Task to carry out:
Continue the study text on predicting periodontitis risk from dental records, picking up after its final sentence.

Reading passage:
----------

Therefore, the objective of this study was to develop a data-driven prediction model for PD using an advanced ML model, XGBoost, to identify novel risk factors for prediction. In this data-driven model, the ML model decided the feature of importance rather than pre-assigning risk factors based on the experts' opinions or literature like in other studies. The results of this study would (1) determine the feasibility of using the big EDR and ML model to predict the risk of PD, (2) find new associations between systemic diseases, social and behavioral factors, and PD, and (3) provide pilot data to build a clinical decision support system to predict the risk of PD in a clinical setting.

Methods

This study was reviewed and approved by our institutional review board (Temple University Institutional Review Board Number: 28,321). In this retrospective study, the EDR data of patients who received at least one comprehensive oral examination (COE) in the Temple University Kornberg School of Dentistry (TUKSoD) predoctoral clinics were used. A cohort of 27,138 dental patients was generated and their demographics, medical history, periodontal findings, treatment information, and other 70 variables from the big EDR data were retrieved. The automated approaches to phenotype PD diagnoses and to retrieve patients' medical histories, social determinants of health, and behavioral habits from the free-text EDR data were generated. Last, a ML model was applied to predict the risk of periodontitis using more than 74 variables. The overall workflow of our methods is presented in Figure 1.

----------

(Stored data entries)
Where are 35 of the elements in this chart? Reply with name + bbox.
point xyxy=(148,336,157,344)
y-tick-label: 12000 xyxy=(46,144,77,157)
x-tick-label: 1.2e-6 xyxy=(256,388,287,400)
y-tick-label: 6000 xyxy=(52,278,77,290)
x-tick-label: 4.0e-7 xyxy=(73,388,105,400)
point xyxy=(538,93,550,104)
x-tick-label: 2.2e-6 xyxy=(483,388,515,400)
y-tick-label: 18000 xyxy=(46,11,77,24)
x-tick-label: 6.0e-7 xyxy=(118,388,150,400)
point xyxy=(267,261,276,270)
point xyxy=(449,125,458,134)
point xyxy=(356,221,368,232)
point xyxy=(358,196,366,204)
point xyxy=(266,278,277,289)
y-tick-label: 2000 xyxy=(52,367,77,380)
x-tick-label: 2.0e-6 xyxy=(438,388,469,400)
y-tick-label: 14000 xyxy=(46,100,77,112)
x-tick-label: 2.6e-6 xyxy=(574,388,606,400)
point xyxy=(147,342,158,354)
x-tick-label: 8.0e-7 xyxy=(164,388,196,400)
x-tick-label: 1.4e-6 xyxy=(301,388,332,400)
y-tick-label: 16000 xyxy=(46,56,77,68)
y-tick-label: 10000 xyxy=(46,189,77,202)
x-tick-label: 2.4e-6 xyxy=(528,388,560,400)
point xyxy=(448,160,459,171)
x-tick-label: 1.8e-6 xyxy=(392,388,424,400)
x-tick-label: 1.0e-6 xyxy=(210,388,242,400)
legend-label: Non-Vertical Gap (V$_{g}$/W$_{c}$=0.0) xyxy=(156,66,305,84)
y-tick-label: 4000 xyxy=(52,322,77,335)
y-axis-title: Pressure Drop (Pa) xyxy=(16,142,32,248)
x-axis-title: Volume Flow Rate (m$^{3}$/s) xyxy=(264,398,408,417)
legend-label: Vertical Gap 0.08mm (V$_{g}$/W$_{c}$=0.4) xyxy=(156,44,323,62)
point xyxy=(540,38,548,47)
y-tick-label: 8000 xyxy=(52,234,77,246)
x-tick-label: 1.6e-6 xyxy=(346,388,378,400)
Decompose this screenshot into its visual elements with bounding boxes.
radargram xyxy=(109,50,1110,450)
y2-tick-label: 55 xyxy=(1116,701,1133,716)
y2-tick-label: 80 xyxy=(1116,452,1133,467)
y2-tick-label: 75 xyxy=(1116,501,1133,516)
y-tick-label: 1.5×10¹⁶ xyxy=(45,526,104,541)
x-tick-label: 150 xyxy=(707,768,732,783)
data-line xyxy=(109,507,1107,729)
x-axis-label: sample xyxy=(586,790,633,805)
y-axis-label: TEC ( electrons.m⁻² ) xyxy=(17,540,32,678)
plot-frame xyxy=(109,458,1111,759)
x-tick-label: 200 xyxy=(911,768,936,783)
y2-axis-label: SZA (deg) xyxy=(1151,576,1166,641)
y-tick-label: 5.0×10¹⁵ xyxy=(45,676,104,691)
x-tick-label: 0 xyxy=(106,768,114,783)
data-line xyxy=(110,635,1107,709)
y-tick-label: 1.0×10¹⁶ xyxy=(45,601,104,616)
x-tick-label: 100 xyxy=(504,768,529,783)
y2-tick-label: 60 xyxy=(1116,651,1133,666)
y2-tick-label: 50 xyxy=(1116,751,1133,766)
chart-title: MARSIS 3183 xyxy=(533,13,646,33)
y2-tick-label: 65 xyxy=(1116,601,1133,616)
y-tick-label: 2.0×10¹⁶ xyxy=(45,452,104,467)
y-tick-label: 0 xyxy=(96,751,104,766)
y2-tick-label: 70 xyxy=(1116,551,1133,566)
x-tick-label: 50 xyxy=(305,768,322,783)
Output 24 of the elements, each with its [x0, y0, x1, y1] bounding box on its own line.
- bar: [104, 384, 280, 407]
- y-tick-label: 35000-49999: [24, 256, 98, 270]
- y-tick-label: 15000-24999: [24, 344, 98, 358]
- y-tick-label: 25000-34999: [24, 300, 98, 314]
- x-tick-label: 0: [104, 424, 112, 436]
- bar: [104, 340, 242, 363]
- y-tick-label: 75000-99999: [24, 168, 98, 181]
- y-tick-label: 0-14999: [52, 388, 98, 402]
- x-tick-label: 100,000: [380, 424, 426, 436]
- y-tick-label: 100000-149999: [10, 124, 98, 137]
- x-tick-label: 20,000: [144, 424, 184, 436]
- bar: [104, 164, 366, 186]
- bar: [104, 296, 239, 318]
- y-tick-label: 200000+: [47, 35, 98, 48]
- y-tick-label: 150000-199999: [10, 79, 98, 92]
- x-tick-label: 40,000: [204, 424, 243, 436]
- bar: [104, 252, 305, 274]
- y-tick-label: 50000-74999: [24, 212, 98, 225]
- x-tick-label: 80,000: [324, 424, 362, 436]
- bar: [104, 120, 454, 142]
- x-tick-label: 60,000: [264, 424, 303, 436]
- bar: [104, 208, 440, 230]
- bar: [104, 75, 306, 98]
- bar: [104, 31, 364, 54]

----------

Response to the task:
FIGURE 1

Figure 1. Pipeline of building the predictive model. The whole dataset was first split into 80% training and 20% testing set. The training set was used for model training, i.e., finding optimal hyperparameters that can achieve best prediction performance. We used a five-fold cross-validation strategy. Specifically, the training set was split into five-folds with equal size. Each time, a fold was used as the hold-out validation set to calculate model performance, while the remaining four-folds were used to train model. The procedure was repeated five times to make sure each fold was used as the hold-out validation set once. After identified optimal hyperparameters based on which the model can achieve the best prediction performance, we retrained the predictive mode using the whole training set. Finally, model performance was evaluated in the testing set.

Study cohort

EDR (axiUm^®, Exan software, Las Vegas, Nevada, USA) data of patients who received at least one COE at TUKSoD between January 1, 2017 and August 31, 2021, was used (n = 27,138 patients). Patient exclusion criteria include (1) patients without PD assessment information provided by clinicians and (2) patients with a missing rate of over 65% of candidate predictors of interest (Figure 2). After handling the missing values and diagnoses, the final dataset consisted of 18,553 unique patients (see Table 1). Patients with PD diagnoses were grouped into three categories: (1) healthy control (HC), (2) mild PD, and (3) severe PD (see Table 2). These patient data were split into 80% training (n = 14,842) and 20% testing (n = 3,711) sets. The training set was used for model training, and the testing set was used for model evaluation.

FIGURE 2

Figure 2. Model performance. (A) Receiver operator characteristic (ROC) curves of the three “one-vs.-rest” base predictive models and the average ROC curve of the combined multi-label predictive model. (B) Confusion Matrix of the predictive model. Color density indicates rate.

TABLE 1

Table 1. Characteristics of the studied cohort.

TABLE 2

Table 2. Class label definition.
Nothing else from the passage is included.